== Aim of the exercise ==
Your task is to print all of the material verbatim.

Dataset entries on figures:
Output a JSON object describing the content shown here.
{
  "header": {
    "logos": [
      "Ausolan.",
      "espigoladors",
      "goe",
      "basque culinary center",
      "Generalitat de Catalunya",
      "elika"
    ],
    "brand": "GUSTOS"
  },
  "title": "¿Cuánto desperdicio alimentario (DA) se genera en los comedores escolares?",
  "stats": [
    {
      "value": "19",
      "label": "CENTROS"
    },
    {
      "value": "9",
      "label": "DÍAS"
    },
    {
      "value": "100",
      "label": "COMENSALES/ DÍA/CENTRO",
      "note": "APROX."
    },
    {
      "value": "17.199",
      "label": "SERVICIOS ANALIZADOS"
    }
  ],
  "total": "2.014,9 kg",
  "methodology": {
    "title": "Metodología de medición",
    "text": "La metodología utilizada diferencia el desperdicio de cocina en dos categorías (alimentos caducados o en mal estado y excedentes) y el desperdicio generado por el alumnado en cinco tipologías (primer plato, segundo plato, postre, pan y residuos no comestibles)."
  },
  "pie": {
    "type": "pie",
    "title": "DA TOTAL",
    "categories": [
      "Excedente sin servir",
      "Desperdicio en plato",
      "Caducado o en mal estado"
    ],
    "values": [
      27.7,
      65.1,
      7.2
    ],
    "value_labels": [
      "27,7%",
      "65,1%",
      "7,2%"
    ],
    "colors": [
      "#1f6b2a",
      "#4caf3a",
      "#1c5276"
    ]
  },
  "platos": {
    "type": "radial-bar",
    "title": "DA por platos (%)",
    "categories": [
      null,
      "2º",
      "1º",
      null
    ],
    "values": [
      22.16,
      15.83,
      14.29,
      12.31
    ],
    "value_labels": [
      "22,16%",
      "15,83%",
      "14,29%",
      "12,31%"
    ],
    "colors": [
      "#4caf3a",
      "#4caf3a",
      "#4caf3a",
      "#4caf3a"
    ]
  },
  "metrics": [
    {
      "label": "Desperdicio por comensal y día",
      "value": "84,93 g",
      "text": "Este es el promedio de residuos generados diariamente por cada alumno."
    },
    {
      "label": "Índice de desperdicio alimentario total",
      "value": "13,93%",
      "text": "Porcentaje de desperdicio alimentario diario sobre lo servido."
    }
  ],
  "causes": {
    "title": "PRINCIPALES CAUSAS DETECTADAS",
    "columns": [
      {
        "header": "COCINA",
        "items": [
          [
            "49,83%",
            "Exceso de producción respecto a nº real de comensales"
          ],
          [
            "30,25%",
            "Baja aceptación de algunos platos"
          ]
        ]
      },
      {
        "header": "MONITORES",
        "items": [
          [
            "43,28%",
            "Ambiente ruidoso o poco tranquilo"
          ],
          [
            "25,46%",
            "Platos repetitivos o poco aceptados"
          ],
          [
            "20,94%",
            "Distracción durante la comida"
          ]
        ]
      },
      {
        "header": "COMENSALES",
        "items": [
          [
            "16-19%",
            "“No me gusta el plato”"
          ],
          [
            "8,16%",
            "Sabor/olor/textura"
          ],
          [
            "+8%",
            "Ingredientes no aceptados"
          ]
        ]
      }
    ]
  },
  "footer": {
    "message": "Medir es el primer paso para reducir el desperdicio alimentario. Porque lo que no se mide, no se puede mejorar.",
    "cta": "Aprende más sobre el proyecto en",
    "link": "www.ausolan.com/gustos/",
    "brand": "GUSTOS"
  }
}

== Task result ==
Output a JSON object describing the content shown here.
{
  "header": {
    "logos": [
      "Ausolan.",
      "espigoladors",
      "goe",
      "basque culinary center",
      "Generalitat de Catalunya",
      "elika"
    ],
    "brand": "GUSTOS"
  },
  "title": "¿Cuánto desperdicio alimentario (DA) se genera en los comedores escolares?",
  "stats": [
    {
      "value": "19",
      "label": "CENTROS"
    },
    {
      "value": "9",
      "label": "DÍAS"
    },
    {
      "value": "100",
      "label": "COMENSALES/ DÍA/CENTRO",
      "note": "APROX."
    },
    {
      "value": "17.199",
      "label": "SERVICIOS ANALIZADOS"
    }
  ],
  "total": "2.014,9 kg",
  "methodology": {
    "title": "Metodología de medición",
    "text": "La metodología utilizada diferencia el desperdicio de cocina en dos categorías (alimentos caducados o en mal estado y excedentes) y el desperdicio generado por el alumnado en cinco tipologías (primer plato, segundo plato, postre, pan y residuos no comestibles)."
  },
  "pie": {
    "type": "pie",
    "title": "DA TOTAL",
    "categories": [
      "Excedente sin servir",
      "Desperdicio en plato",
      "Caducado o en mal estado"
    ],
    "values": [
      27.7,
      65.1,
      7.2
    ],
    "value_labels": [
      "27,7%",
      "65,1%",
      "7,2%"
    ],
    "colors": [
      "#1f6b2a",
      "#4caf3a",
      "#1c5276"
    ]
  },
  "platos": {
    "type": "radial-bar",
    "title": "DA por platos (%)",
    "categories": [
      null,
      "2º",
      "1º",
      null
    ],
    "values": [
      22.16,
      15.83,
      14.29,
      12.31
    ],
    "value_labels": [
      "22,16%",
      "15,83%",
      "14,29%",
      "12,31%"
    ],
    "colors": [
      "#4caf3a",
      "#4caf3a",
      "#4caf3a",
      "#4caf3a"
    ]
  },
  "metrics": [
    {
      "label": "Desperdicio por comensal y día",
      "value": "84,93 g",
      "text": "Este es el promedio de residuos generados diariamente por cada alumno."
    },
    {
      "label": "Índice de desperdicio alimentario total",
      "value": "13,93%",
      "text": "Porcentaje de desperdicio alimentario diario sobre lo servido."
    }
  ],
  "causes": {
    "title": "PRINCIPALES CAUSAS DETECTADAS",
    "columns": [
      {
        "header": "COCINA",
        "items": [
          [
            "49,83%",
            "Exceso de producción respecto a nº real de comensales"
          ],
          [
            "30,25%",
            "Baja aceptación de algunos platos"
          ]
        ]
      },
      {
        "header": "MONITORES",
        "items": [
          [
            "43,28%",
            "Ambiente ruidoso o poco tranquilo"
          ],
          [
            "25,46%",
            "Platos repetitivos o poco aceptados"
          ],
          [
            "20,94%",
            "Distracción durante la comida"
          ]
        ]
      },
      {
        "header": "COMENSALES",
        "items": [
          [
            "16-19%",
            "“No me gusta el plato”"
          ],
          [
            "8,16%",
            "Sabor/olor/textura"
          ],
          [
            "+8%",
            "Ingredientes no aceptados"
          ]
        ]
      }
    ]
  },
  "footer": {
    "message": "Medir es el primer paso para reducir el desperdicio alimentario. Porque lo que no se mide, no se puede mejorar.",
    "cta": "Aprende más sobre el proyecto en",
    "link": "www.ausolan.com/gustos/",
    "brand": "GUSTOS"
  }
}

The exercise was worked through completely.